-- START Supplied data --

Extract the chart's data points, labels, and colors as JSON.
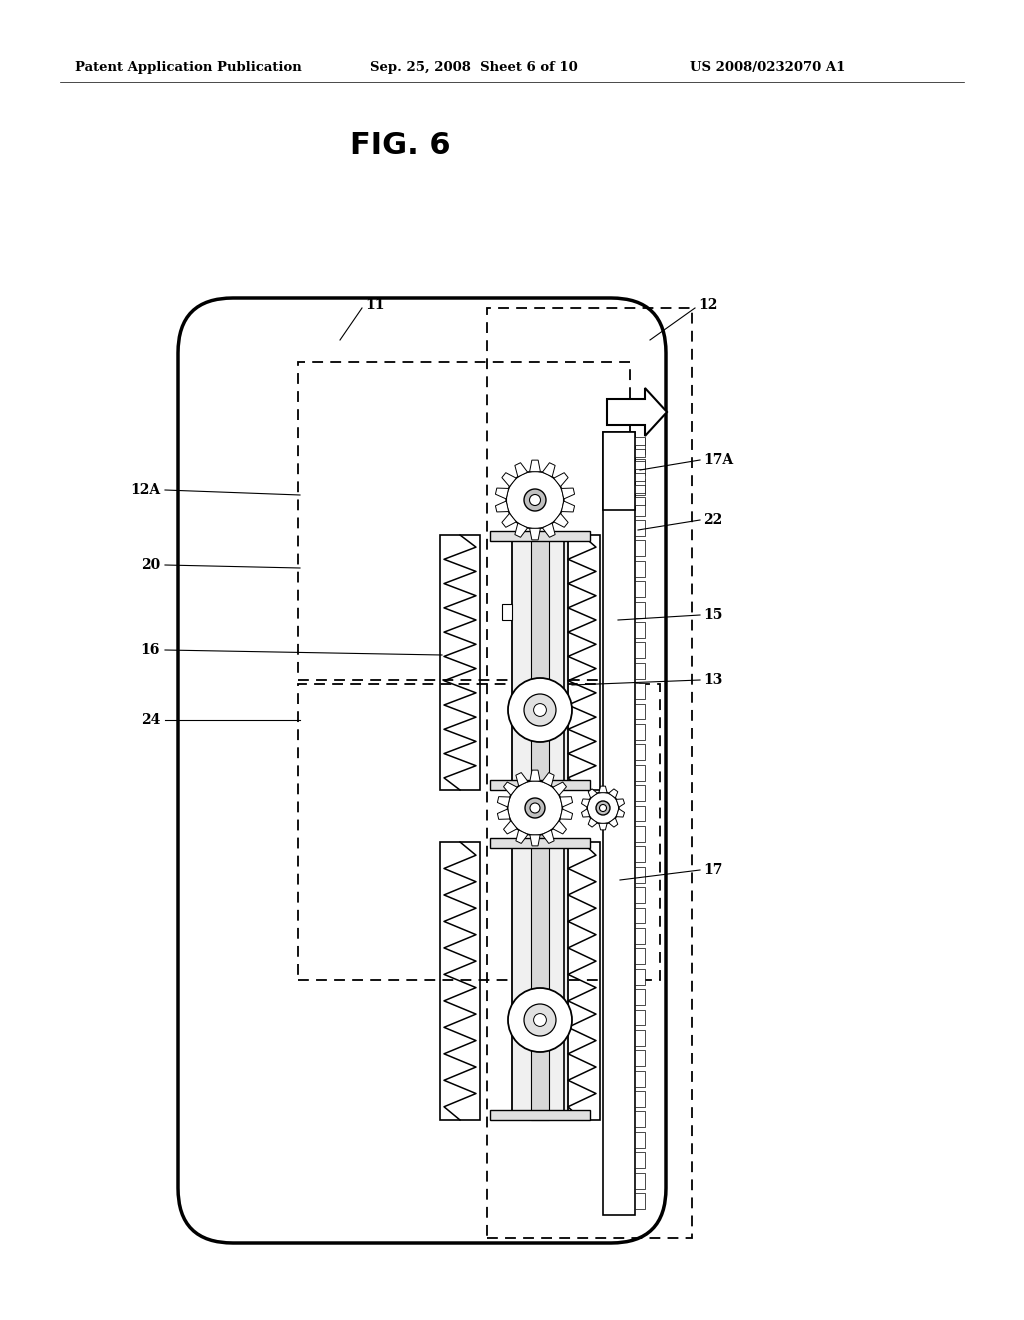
{
  "bg_color": "#ffffff",
  "lc": "#000000",
  "header_text": "Patent Application Publication",
  "header_date": "Sep. 25, 2008  Sheet 6 of 10",
  "header_patent": "US 2008/0232070 A1",
  "figure_label": "FIG. 6"
}
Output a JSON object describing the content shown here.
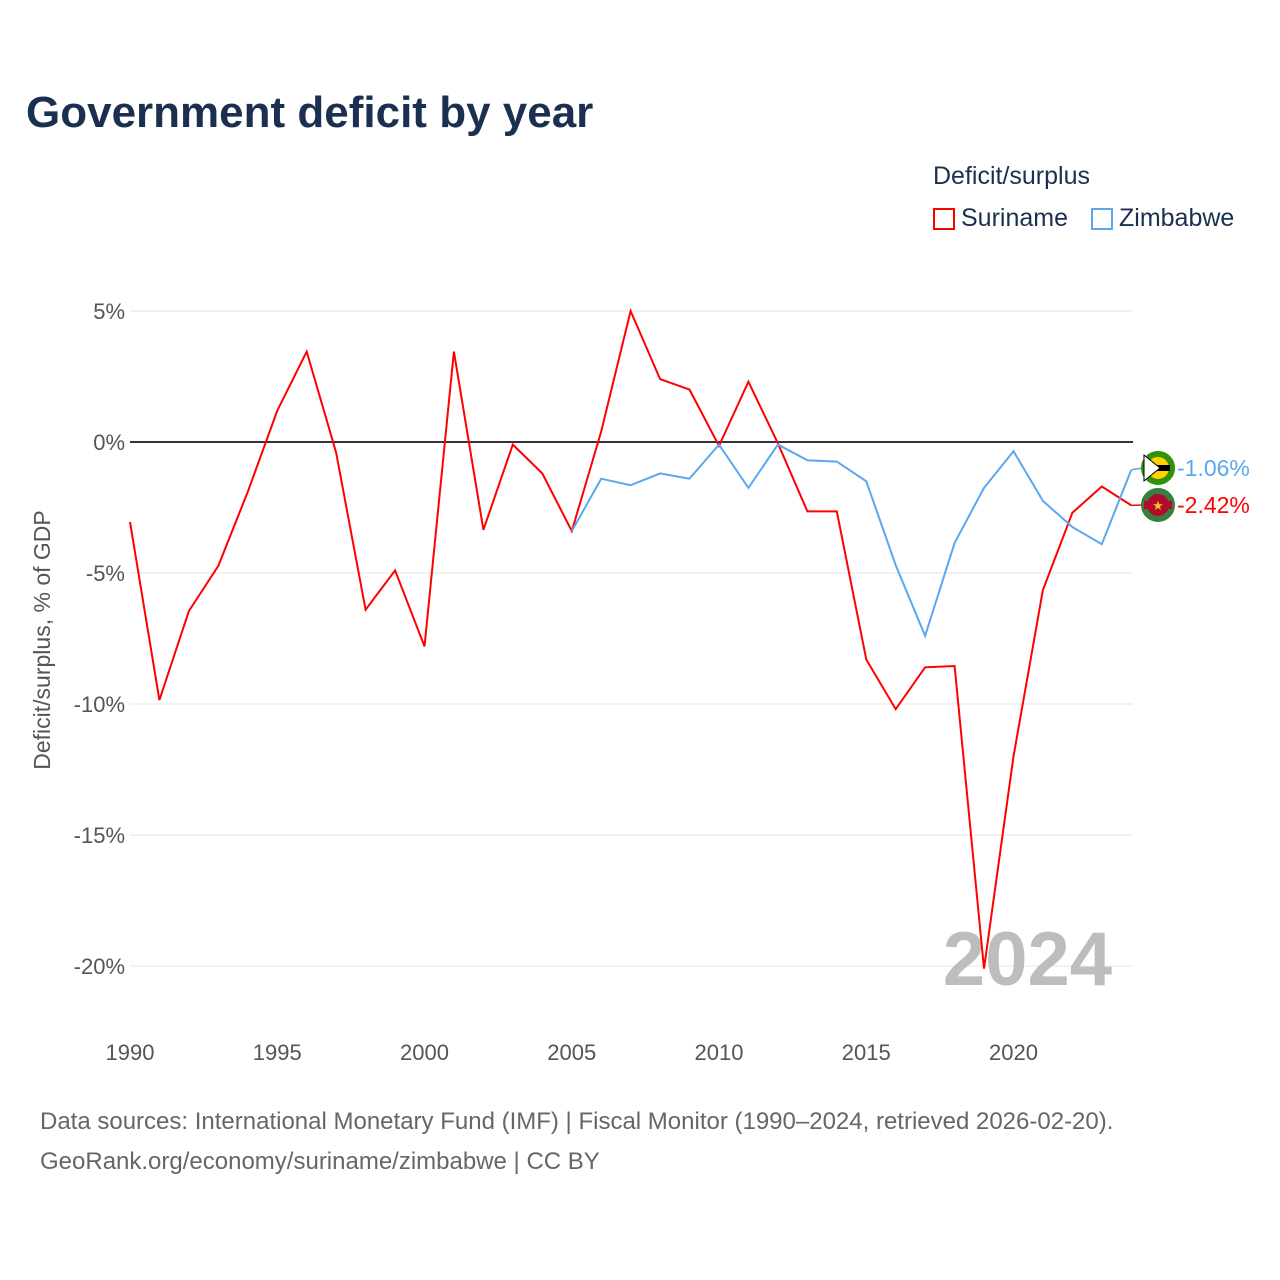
{
  "chart_data": {
    "type": "line",
    "title": "Government deficit by year",
    "ylabel": "Deficit/surplus, % of GDP",
    "xlabel": "",
    "xlim": [
      1990,
      2024
    ],
    "ylim": [
      -20,
      5
    ],
    "x_ticks": [
      "1990",
      "1995",
      "2000",
      "2005",
      "2010",
      "2015",
      "2020"
    ],
    "y_ticks": [
      "5%",
      "0%",
      "-5%",
      "-10%",
      "-15%",
      "-20%"
    ],
    "y_tick_values": [
      5,
      0,
      -5,
      -10,
      -15,
      -20
    ],
    "x_tick_values": [
      1990,
      1995,
      2000,
      2005,
      2010,
      2015,
      2020
    ],
    "legend_title": "Deficit/surplus",
    "legend_position": "top-right",
    "watermark_year": "2024",
    "series": [
      {
        "name": "Suriname",
        "color": "#ff0000",
        "start_year": 1990,
        "end_label": "-2.42%",
        "values": [
          -3.05,
          -9.85,
          -6.45,
          -4.73,
          -1.9,
          1.2,
          3.45,
          -0.4,
          -6.4,
          -4.9,
          -7.8,
          3.45,
          -3.35,
          -0.1,
          -1.2,
          -3.4,
          0.4,
          5.0,
          2.4,
          2.0,
          -0.15,
          2.3,
          -0.05,
          -2.65,
          -2.65,
          -8.3,
          -10.2,
          -8.6,
          -8.55,
          -20.1,
          -12.0,
          -5.65,
          -2.7,
          -1.7,
          -2.42
        ]
      },
      {
        "name": "Zimbabwe",
        "color": "#5aa7f0",
        "start_year": 2005,
        "end_label": "-1.06%",
        "values": [
          -3.4,
          -1.4,
          -1.65,
          -1.2,
          -1.4,
          -0.1,
          -1.75,
          -0.1,
          -0.7,
          -0.75,
          -1.5,
          -4.7,
          -7.4,
          -3.85,
          -1.75,
          -0.35,
          -2.25,
          -3.25,
          -3.9,
          -1.06
        ]
      }
    ]
  },
  "footer": {
    "line1": "Data sources: International Monetary Fund (IMF) | Fiscal Monitor (1990–2024, retrieved 2026-02-20).",
    "line2": "GeoRank.org/economy/suriname/zimbabwe | CC BY"
  }
}
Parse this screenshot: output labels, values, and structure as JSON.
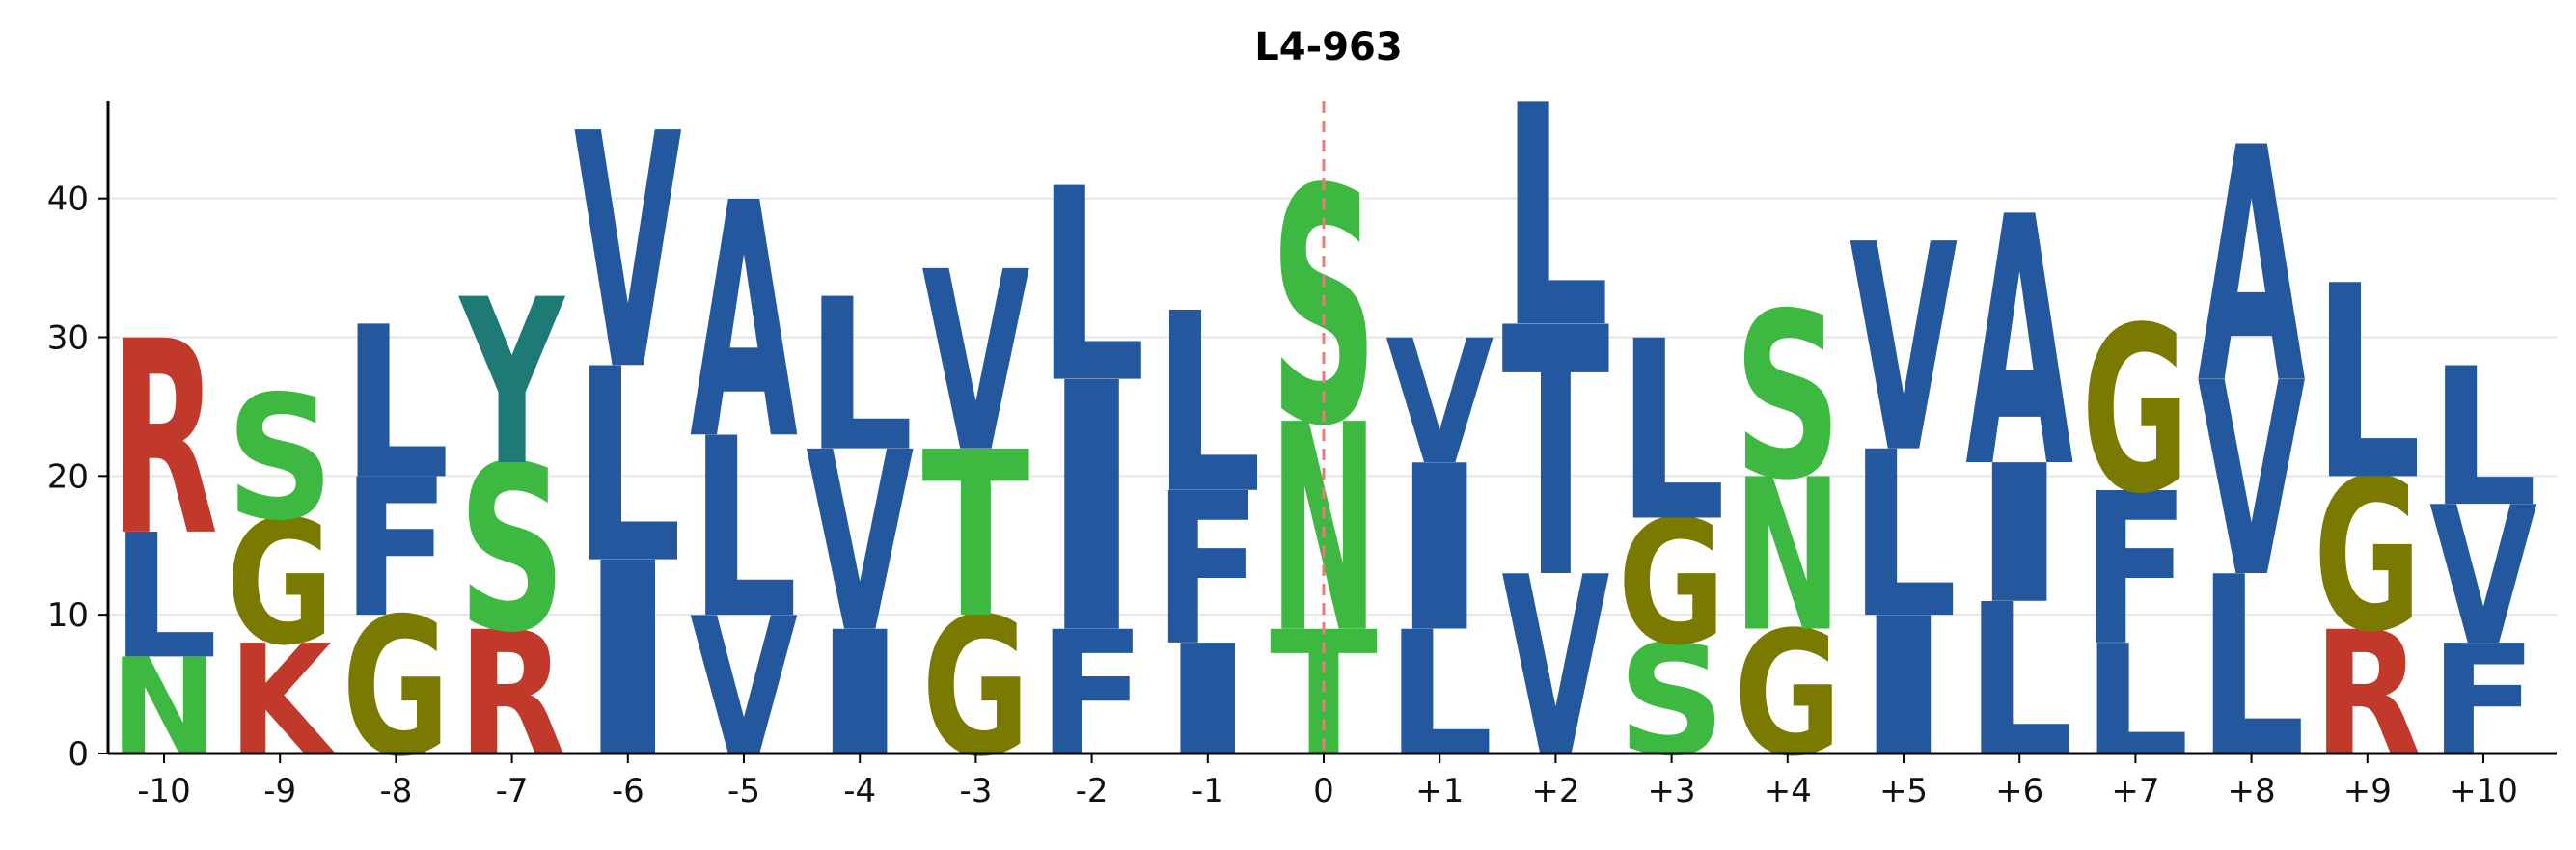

-- END Supplied data --

Exercise details:
Say the number of lines in the listing that hold "surplus", with no added words.

Solution for this problem:
2